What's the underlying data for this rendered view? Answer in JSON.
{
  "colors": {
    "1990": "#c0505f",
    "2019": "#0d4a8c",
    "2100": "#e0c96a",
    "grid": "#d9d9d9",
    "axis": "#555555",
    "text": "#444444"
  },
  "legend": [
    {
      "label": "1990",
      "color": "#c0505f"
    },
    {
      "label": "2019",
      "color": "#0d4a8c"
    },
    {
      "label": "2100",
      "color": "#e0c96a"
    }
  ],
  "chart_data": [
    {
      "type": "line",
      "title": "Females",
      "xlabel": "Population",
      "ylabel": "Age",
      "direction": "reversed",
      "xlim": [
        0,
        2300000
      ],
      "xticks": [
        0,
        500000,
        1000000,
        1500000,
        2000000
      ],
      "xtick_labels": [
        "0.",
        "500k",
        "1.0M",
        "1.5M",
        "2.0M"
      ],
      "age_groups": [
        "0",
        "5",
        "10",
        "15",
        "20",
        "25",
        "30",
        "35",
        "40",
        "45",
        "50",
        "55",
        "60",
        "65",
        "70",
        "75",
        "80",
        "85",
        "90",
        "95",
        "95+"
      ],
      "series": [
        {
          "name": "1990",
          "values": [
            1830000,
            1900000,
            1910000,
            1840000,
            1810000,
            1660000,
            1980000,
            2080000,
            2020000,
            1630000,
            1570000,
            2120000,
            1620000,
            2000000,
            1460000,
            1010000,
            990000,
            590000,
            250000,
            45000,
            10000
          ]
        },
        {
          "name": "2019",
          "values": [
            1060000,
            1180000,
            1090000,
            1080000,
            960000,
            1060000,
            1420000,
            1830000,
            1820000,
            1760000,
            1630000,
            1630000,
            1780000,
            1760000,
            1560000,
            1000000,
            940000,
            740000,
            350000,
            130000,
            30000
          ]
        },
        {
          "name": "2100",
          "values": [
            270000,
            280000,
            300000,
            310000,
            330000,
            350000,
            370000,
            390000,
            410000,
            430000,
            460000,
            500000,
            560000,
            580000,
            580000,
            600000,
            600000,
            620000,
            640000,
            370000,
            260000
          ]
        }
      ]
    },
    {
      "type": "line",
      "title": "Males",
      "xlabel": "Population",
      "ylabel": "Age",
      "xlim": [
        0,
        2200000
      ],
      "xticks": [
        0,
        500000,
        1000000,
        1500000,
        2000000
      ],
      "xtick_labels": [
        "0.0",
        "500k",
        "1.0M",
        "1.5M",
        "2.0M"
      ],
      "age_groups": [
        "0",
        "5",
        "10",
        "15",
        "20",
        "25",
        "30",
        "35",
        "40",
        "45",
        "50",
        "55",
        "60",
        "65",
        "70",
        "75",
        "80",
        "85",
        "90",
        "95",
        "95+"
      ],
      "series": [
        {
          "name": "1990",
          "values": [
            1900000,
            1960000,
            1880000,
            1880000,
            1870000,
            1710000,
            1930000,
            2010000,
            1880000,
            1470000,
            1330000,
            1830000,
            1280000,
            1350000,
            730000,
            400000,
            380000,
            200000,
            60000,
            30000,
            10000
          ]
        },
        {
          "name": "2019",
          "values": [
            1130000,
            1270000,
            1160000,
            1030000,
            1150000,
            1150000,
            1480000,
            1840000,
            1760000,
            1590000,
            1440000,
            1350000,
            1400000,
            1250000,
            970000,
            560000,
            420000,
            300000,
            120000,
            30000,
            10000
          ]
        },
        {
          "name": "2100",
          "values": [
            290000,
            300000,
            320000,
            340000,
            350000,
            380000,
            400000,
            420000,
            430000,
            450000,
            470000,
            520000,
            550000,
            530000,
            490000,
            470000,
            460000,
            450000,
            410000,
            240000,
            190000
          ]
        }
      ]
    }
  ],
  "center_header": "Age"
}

────────────────

== What is asked ==
Above are some records. Print them all exactly.

== Complete output ==
What's the underlying data for this rendered view? Answer in JSON.
{
  "colors": {
    "1990": "#c0505f",
    "2019": "#0d4a8c",
    "2100": "#e0c96a",
    "grid": "#d9d9d9",
    "axis": "#555555",
    "text": "#444444"
  },
  "legend": [
    {
      "label": "1990",
      "color": "#c0505f"
    },
    {
      "label": "2019",
      "color": "#0d4a8c"
    },
    {
      "label": "2100",
      "color": "#e0c96a"
    }
  ],
  "chart_data": [
    {
      "type": "line",
      "title": "Females",
      "xlabel": "Population",
      "ylabel": "Age",
      "direction": "reversed",
      "xlim": [
        0,
        2300000
      ],
      "xticks": [
        0,
        500000,
        1000000,
        1500000,
        2000000
      ],
      "xtick_labels": [
        "0.",
        "500k",
        "1.0M",
        "1.5M",
        "2.0M"
      ],
      "age_groups": [
        "0",
        "5",
        "10",
        "15",
        "20",
        "25",
        "30",
        "35",
        "40",
        "45",
        "50",
        "55",
        "60",
        "65",
        "70",
        "75",
        "80",
        "85",
        "90",
        "95",
        "95+"
      ],
      "series": [
        {
          "name": "1990",
          "values": [
            1830000,
            1900000,
            1910000,
            1840000,
            1810000,
            1660000,
            1980000,
            2080000,
            2020000,
            1630000,
            1570000,
            2120000,
            1620000,
            2000000,
            1460000,
            1010000,
            990000,
            590000,
            250000,
            45000,
            10000
          ]
        },
        {
          "name": "2019",
          "values": [
            1060000,
            1180000,
            1090000,
            1080000,
            960000,
            1060000,
            1420000,
            1830000,
            1820000,
            1760000,
            1630000,
            1630000,
            1780000,
            1760000,
            1560000,
            1000000,
            940000,
            740000,
            350000,
            130000,
            30000
          ]
        },
        {
          "name": "2100",
          "values": [
            270000,
            280000,
            300000,
            310000,
            330000,
            350000,
            370000,
            390000,
            410000,
            430000,
            460000,
            500000,
            560000,
            580000,
            580000,
            600000,
            600000,
            620000,
            640000,
            370000,
            260000
          ]
        }
      ]
    },
    {
      "type": "line",
      "title": "Males",
      "xlabel": "Population",
      "ylabel": "Age",
      "xlim": [
        0,
        2200000
      ],
      "xticks": [
        0,
        500000,
        1000000,
        1500000,
        2000000
      ],
      "xtick_labels": [
        "0.0",
        "500k",
        "1.0M",
        "1.5M",
        "2.0M"
      ],
      "age_groups": [
        "0",
        "5",
        "10",
        "15",
        "20",
        "25",
        "30",
        "35",
        "40",
        "45",
        "50",
        "55",
        "60",
        "65",
        "70",
        "75",
        "80",
        "85",
        "90",
        "95",
        "95+"
      ],
      "series": [
        {
          "name": "1990",
          "values": [
            1900000,
            1960000,
            1880000,
            1880000,
            1870000,
            1710000,
            1930000,
            2010000,
            1880000,
            1470000,
            1330000,
            1830000,
            1280000,
            1350000,
            730000,
            400000,
            380000,
            200000,
            60000,
            30000,
            10000
          ]
        },
        {
          "name": "2019",
          "values": [
            1130000,
            1270000,
            1160000,
            1030000,
            1150000,
            1150000,
            1480000,
            1840000,
            1760000,
            1590000,
            1440000,
            1350000,
            1400000,
            1250000,
            970000,
            560000,
            420000,
            300000,
            120000,
            30000,
            10000
          ]
        },
        {
          "name": "2100",
          "values": [
            290000,
            300000,
            320000,
            340000,
            350000,
            380000,
            400000,
            420000,
            430000,
            450000,
            470000,
            520000,
            550000,
            530000,
            490000,
            470000,
            460000,
            450000,
            410000,
            240000,
            190000
          ]
        }
      ]
    }
  ],
  "center_header": "Age"
}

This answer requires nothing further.